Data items
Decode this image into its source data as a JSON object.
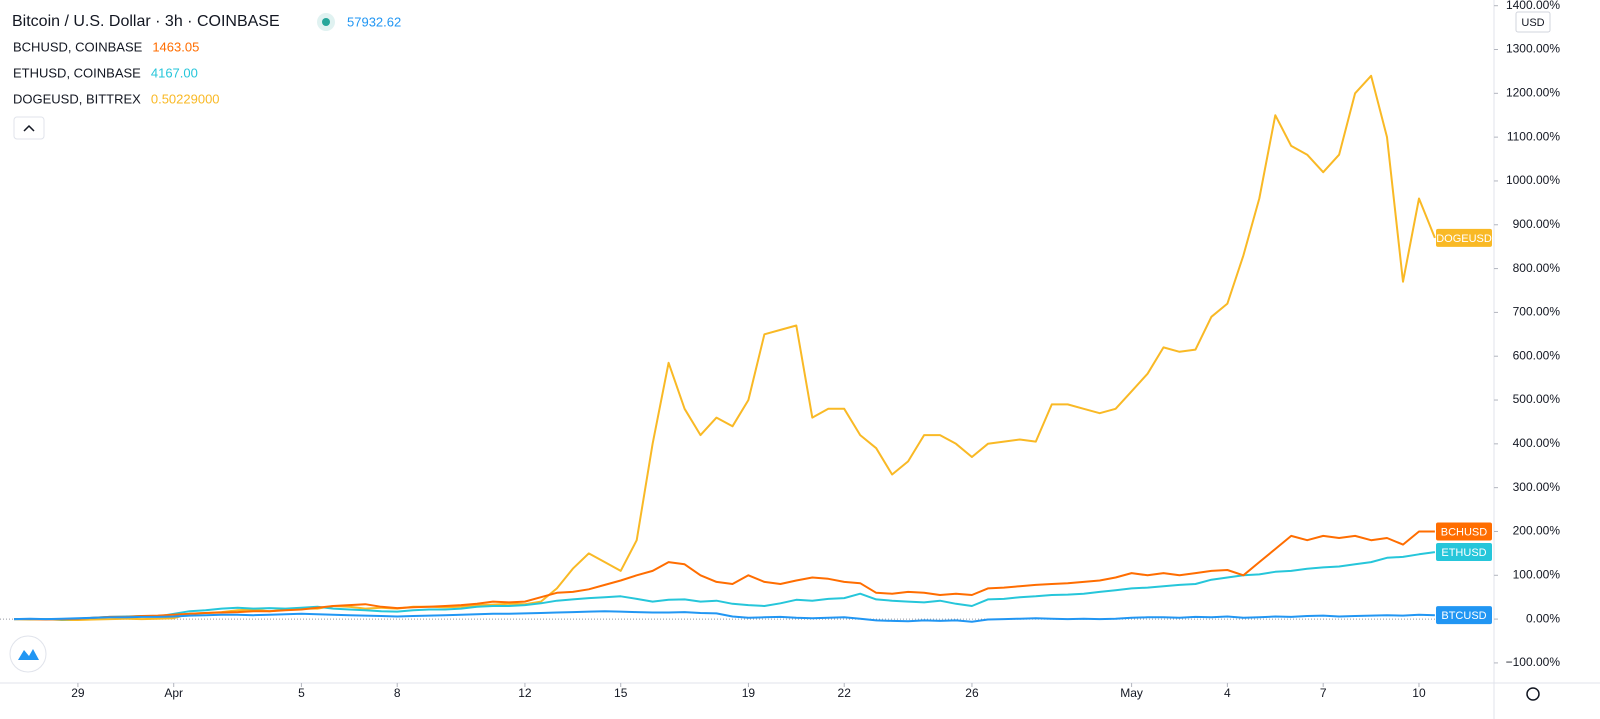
{
  "chart_data": {
    "type": "line",
    "title": "Bitcoin / U.S. Dollar · 3h · COINBASE",
    "quote": "57932.62",
    "currency": "USD",
    "x": [
      -2,
      -1.5,
      -1,
      -0.5,
      0,
      0.5,
      1,
      1.5,
      2,
      2.5,
      3,
      3.5,
      4,
      4.5,
      5,
      5.5,
      6,
      6.5,
      7,
      7.5,
      8,
      8.5,
      9,
      9.5,
      10,
      10.5,
      11,
      11.5,
      12,
      12.5,
      13,
      13.5,
      14,
      14.5,
      15,
      15.5,
      16,
      16.5,
      17,
      17.5,
      18,
      18.5,
      19,
      19.5,
      20,
      20.5,
      21,
      21.5,
      22,
      22.5,
      23,
      23.5,
      24,
      24.5,
      25,
      25.5,
      26,
      26.5,
      27,
      27.5,
      28,
      28.5,
      29,
      29.5,
      30,
      30.5,
      31,
      31.5,
      32,
      32.5,
      33,
      33.5,
      34,
      34.5,
      35,
      35.5,
      36,
      36.5,
      37,
      37.5,
      38,
      38.5,
      39,
      39.5,
      40,
      40.5,
      41,
      41.5,
      42,
      42.5
    ],
    "xlim": [
      -2.44,
      44.35
    ],
    "xticks": [
      {
        "value": 0,
        "label": "29"
      },
      {
        "value": 3,
        "label": "Apr"
      },
      {
        "value": 7,
        "label": "5"
      },
      {
        "value": 10,
        "label": "8"
      },
      {
        "value": 14,
        "label": "12"
      },
      {
        "value": 17,
        "label": "15"
      },
      {
        "value": 21,
        "label": "19"
      },
      {
        "value": 24,
        "label": "22"
      },
      {
        "value": 28,
        "label": "26"
      },
      {
        "value": 33,
        "label": "May"
      },
      {
        "value": 36,
        "label": "4"
      },
      {
        "value": 39,
        "label": "7"
      },
      {
        "value": 42,
        "label": "10"
      }
    ],
    "ylim": [
      -139,
      1413
    ],
    "yticks": [
      {
        "value": -100,
        "label": "−100.00%"
      },
      {
        "value": 0,
        "label": "0.00%"
      },
      {
        "value": 100,
        "label": "100.00%"
      },
      {
        "value": 200,
        "label": "200.00%"
      },
      {
        "value": 300,
        "label": "300.00%"
      },
      {
        "value": 400,
        "label": "400.00%"
      },
      {
        "value": 500,
        "label": "500.00%"
      },
      {
        "value": 600,
        "label": "600.00%"
      },
      {
        "value": 700,
        "label": "700.00%"
      },
      {
        "value": 800,
        "label": "800.00%"
      },
      {
        "value": 900,
        "label": "900.00%"
      },
      {
        "value": 1000,
        "label": "1000.00%"
      },
      {
        "value": 1100,
        "label": "1100.00%"
      },
      {
        "value": 1200,
        "label": "1200.00%"
      },
      {
        "value": 1300,
        "label": "1300.00%"
      },
      {
        "value": 1400,
        "label": "1400.00%"
      }
    ],
    "series": [
      {
        "name": "BTCUSD",
        "color": "#2196f3",
        "values": [
          0,
          1,
          0,
          1,
          2,
          3,
          4,
          4,
          5,
          5,
          6,
          8,
          9,
          10,
          10,
          9,
          10,
          11,
          12,
          11,
          10,
          9,
          8,
          7,
          6,
          7,
          8,
          9,
          10,
          11,
          12,
          12,
          13,
          14,
          15,
          16,
          17,
          18,
          17,
          16,
          15,
          15,
          16,
          14,
          13,
          6,
          3,
          4,
          5,
          3,
          2,
          3,
          4,
          1,
          -3,
          -4,
          -5,
          -3,
          -4,
          -3,
          -6,
          -1,
          0,
          1,
          2,
          1,
          0,
          1,
          0,
          1,
          3,
          4,
          4,
          3,
          5,
          4,
          6,
          3,
          4,
          6,
          5,
          7,
          8,
          6,
          7,
          8,
          9,
          8,
          10,
          9
        ]
      },
      {
        "name": "BCHUSD",
        "legend": "BCHUSD, COINBASE",
        "quote": "1463.05",
        "color": "#ff6d00",
        "values": [
          0,
          0,
          -1,
          0,
          1,
          3,
          5,
          5,
          7,
          8,
          10,
          12,
          14,
          15,
          16,
          18,
          18,
          20,
          22,
          26,
          30,
          32,
          34,
          28,
          25,
          27,
          28,
          30,
          32,
          35,
          40,
          38,
          40,
          50,
          60,
          62,
          68,
          78,
          88,
          100,
          110,
          130,
          125,
          100,
          85,
          80,
          100,
          85,
          80,
          88,
          95,
          92,
          85,
          82,
          60,
          58,
          62,
          60,
          55,
          58,
          55,
          70,
          72,
          75,
          78,
          80,
          82,
          85,
          88,
          95,
          105,
          100,
          105,
          100,
          105,
          110,
          112,
          100,
          130,
          160,
          190,
          180,
          190,
          185,
          190,
          180,
          185,
          170,
          200,
          200
        ]
      },
      {
        "name": "ETHUSD",
        "legend": "ETHUSD, COINBASE",
        "quote": "4167.00",
        "color": "#26c6da",
        "values": [
          0,
          0,
          0,
          -1,
          1,
          3,
          5,
          6,
          7,
          6,
          12,
          18,
          20,
          24,
          26,
          24,
          25,
          24,
          26,
          28,
          24,
          22,
          20,
          18,
          17,
          20,
          22,
          22,
          24,
          28,
          30,
          30,
          32,
          36,
          42,
          45,
          48,
          50,
          52,
          46,
          40,
          44,
          45,
          40,
          42,
          35,
          32,
          30,
          36,
          44,
          42,
          46,
          48,
          58,
          45,
          42,
          40,
          38,
          42,
          35,
          30,
          45,
          46,
          50,
          52,
          55,
          56,
          58,
          62,
          66,
          70,
          72,
          75,
          78,
          80,
          90,
          95,
          100,
          102,
          108,
          110,
          115,
          118,
          120,
          125,
          130,
          140,
          142,
          148,
          153
        ]
      },
      {
        "name": "DOGEUSD",
        "legend": "DOGEUSD, BITTREX",
        "quote": "0.50229000",
        "color": "#f9b925",
        "values": [
          0,
          -1,
          0,
          -2,
          -2,
          -1,
          0,
          1,
          0,
          1,
          2,
          12,
          14,
          16,
          20,
          22,
          18,
          22,
          24,
          24,
          30,
          28,
          24,
          26,
          24,
          28,
          28,
          27,
          28,
          32,
          33,
          35,
          34,
          40,
          70,
          115,
          150,
          130,
          110,
          180,
          400,
          585,
          480,
          420,
          460,
          440,
          500,
          650,
          660,
          670,
          460,
          480,
          480,
          420,
          390,
          330,
          360,
          420,
          420,
          400,
          370,
          400,
          405,
          410,
          405,
          490,
          490,
          480,
          470,
          480,
          520,
          560,
          620,
          610,
          615,
          690,
          720,
          830,
          960,
          1150,
          1080,
          1060,
          1020,
          1060,
          1200,
          1240,
          1100,
          770,
          960,
          870
        ]
      }
    ]
  }
}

## Task to carry out
Copy out all the data exactly; skip the pictures.

## Expected output
Decode this image into its source data as a JSON object.
{
  "chart_data": {
    "type": "line",
    "title": "Bitcoin / U.S. Dollar · 3h · COINBASE",
    "quote": "57932.62",
    "currency": "USD",
    "x": [
      -2,
      -1.5,
      -1,
      -0.5,
      0,
      0.5,
      1,
      1.5,
      2,
      2.5,
      3,
      3.5,
      4,
      4.5,
      5,
      5.5,
      6,
      6.5,
      7,
      7.5,
      8,
      8.5,
      9,
      9.5,
      10,
      10.5,
      11,
      11.5,
      12,
      12.5,
      13,
      13.5,
      14,
      14.5,
      15,
      15.5,
      16,
      16.5,
      17,
      17.5,
      18,
      18.5,
      19,
      19.5,
      20,
      20.5,
      21,
      21.5,
      22,
      22.5,
      23,
      23.5,
      24,
      24.5,
      25,
      25.5,
      26,
      26.5,
      27,
      27.5,
      28,
      28.5,
      29,
      29.5,
      30,
      30.5,
      31,
      31.5,
      32,
      32.5,
      33,
      33.5,
      34,
      34.5,
      35,
      35.5,
      36,
      36.5,
      37,
      37.5,
      38,
      38.5,
      39,
      39.5,
      40,
      40.5,
      41,
      41.5,
      42,
      42.5
    ],
    "xlim": [
      -2.44,
      44.35
    ],
    "xticks": [
      {
        "value": 0,
        "label": "29"
      },
      {
        "value": 3,
        "label": "Apr"
      },
      {
        "value": 7,
        "label": "5"
      },
      {
        "value": 10,
        "label": "8"
      },
      {
        "value": 14,
        "label": "12"
      },
      {
        "value": 17,
        "label": "15"
      },
      {
        "value": 21,
        "label": "19"
      },
      {
        "value": 24,
        "label": "22"
      },
      {
        "value": 28,
        "label": "26"
      },
      {
        "value": 33,
        "label": "May"
      },
      {
        "value": 36,
        "label": "4"
      },
      {
        "value": 39,
        "label": "7"
      },
      {
        "value": 42,
        "label": "10"
      }
    ],
    "ylim": [
      -139,
      1413
    ],
    "yticks": [
      {
        "value": -100,
        "label": "−100.00%"
      },
      {
        "value": 0,
        "label": "0.00%"
      },
      {
        "value": 100,
        "label": "100.00%"
      },
      {
        "value": 200,
        "label": "200.00%"
      },
      {
        "value": 300,
        "label": "300.00%"
      },
      {
        "value": 400,
        "label": "400.00%"
      },
      {
        "value": 500,
        "label": "500.00%"
      },
      {
        "value": 600,
        "label": "600.00%"
      },
      {
        "value": 700,
        "label": "700.00%"
      },
      {
        "value": 800,
        "label": "800.00%"
      },
      {
        "value": 900,
        "label": "900.00%"
      },
      {
        "value": 1000,
        "label": "1000.00%"
      },
      {
        "value": 1100,
        "label": "1100.00%"
      },
      {
        "value": 1200,
        "label": "1200.00%"
      },
      {
        "value": 1300,
        "label": "1300.00%"
      },
      {
        "value": 1400,
        "label": "1400.00%"
      }
    ],
    "series": [
      {
        "name": "BTCUSD",
        "color": "#2196f3",
        "values": [
          0,
          1,
          0,
          1,
          2,
          3,
          4,
          4,
          5,
          5,
          6,
          8,
          9,
          10,
          10,
          9,
          10,
          11,
          12,
          11,
          10,
          9,
          8,
          7,
          6,
          7,
          8,
          9,
          10,
          11,
          12,
          12,
          13,
          14,
          15,
          16,
          17,
          18,
          17,
          16,
          15,
          15,
          16,
          14,
          13,
          6,
          3,
          4,
          5,
          3,
          2,
          3,
          4,
          1,
          -3,
          -4,
          -5,
          -3,
          -4,
          -3,
          -6,
          -1,
          0,
          1,
          2,
          1,
          0,
          1,
          0,
          1,
          3,
          4,
          4,
          3,
          5,
          4,
          6,
          3,
          4,
          6,
          5,
          7,
          8,
          6,
          7,
          8,
          9,
          8,
          10,
          9
        ]
      },
      {
        "name": "BCHUSD",
        "legend": "BCHUSD, COINBASE",
        "quote": "1463.05",
        "color": "#ff6d00",
        "values": [
          0,
          0,
          -1,
          0,
          1,
          3,
          5,
          5,
          7,
          8,
          10,
          12,
          14,
          15,
          16,
          18,
          18,
          20,
          22,
          26,
          30,
          32,
          34,
          28,
          25,
          27,
          28,
          30,
          32,
          35,
          40,
          38,
          40,
          50,
          60,
          62,
          68,
          78,
          88,
          100,
          110,
          130,
          125,
          100,
          85,
          80,
          100,
          85,
          80,
          88,
          95,
          92,
          85,
          82,
          60,
          58,
          62,
          60,
          55,
          58,
          55,
          70,
          72,
          75,
          78,
          80,
          82,
          85,
          88,
          95,
          105,
          100,
          105,
          100,
          105,
          110,
          112,
          100,
          130,
          160,
          190,
          180,
          190,
          185,
          190,
          180,
          185,
          170,
          200,
          200
        ]
      },
      {
        "name": "ETHUSD",
        "legend": "ETHUSD, COINBASE",
        "quote": "4167.00",
        "color": "#26c6da",
        "values": [
          0,
          0,
          0,
          -1,
          1,
          3,
          5,
          6,
          7,
          6,
          12,
          18,
          20,
          24,
          26,
          24,
          25,
          24,
          26,
          28,
          24,
          22,
          20,
          18,
          17,
          20,
          22,
          22,
          24,
          28,
          30,
          30,
          32,
          36,
          42,
          45,
          48,
          50,
          52,
          46,
          40,
          44,
          45,
          40,
          42,
          35,
          32,
          30,
          36,
          44,
          42,
          46,
          48,
          58,
          45,
          42,
          40,
          38,
          42,
          35,
          30,
          45,
          46,
          50,
          52,
          55,
          56,
          58,
          62,
          66,
          70,
          72,
          75,
          78,
          80,
          90,
          95,
          100,
          102,
          108,
          110,
          115,
          118,
          120,
          125,
          130,
          140,
          142,
          148,
          153
        ]
      },
      {
        "name": "DOGEUSD",
        "legend": "DOGEUSD, BITTREX",
        "quote": "0.50229000",
        "color": "#f9b925",
        "values": [
          0,
          -1,
          0,
          -2,
          -2,
          -1,
          0,
          1,
          0,
          1,
          2,
          12,
          14,
          16,
          20,
          22,
          18,
          22,
          24,
          24,
          30,
          28,
          24,
          26,
          24,
          28,
          28,
          27,
          28,
          32,
          33,
          35,
          34,
          40,
          70,
          115,
          150,
          130,
          110,
          180,
          400,
          585,
          480,
          420,
          460,
          440,
          500,
          650,
          660,
          670,
          460,
          480,
          480,
          420,
          390,
          330,
          360,
          420,
          420,
          400,
          370,
          400,
          405,
          410,
          405,
          490,
          490,
          480,
          470,
          480,
          520,
          560,
          620,
          610,
          615,
          690,
          720,
          830,
          960,
          1150,
          1080,
          1060,
          1020,
          1060,
          1200,
          1240,
          1100,
          770,
          960,
          870
        ]
      }
    ]
  }
}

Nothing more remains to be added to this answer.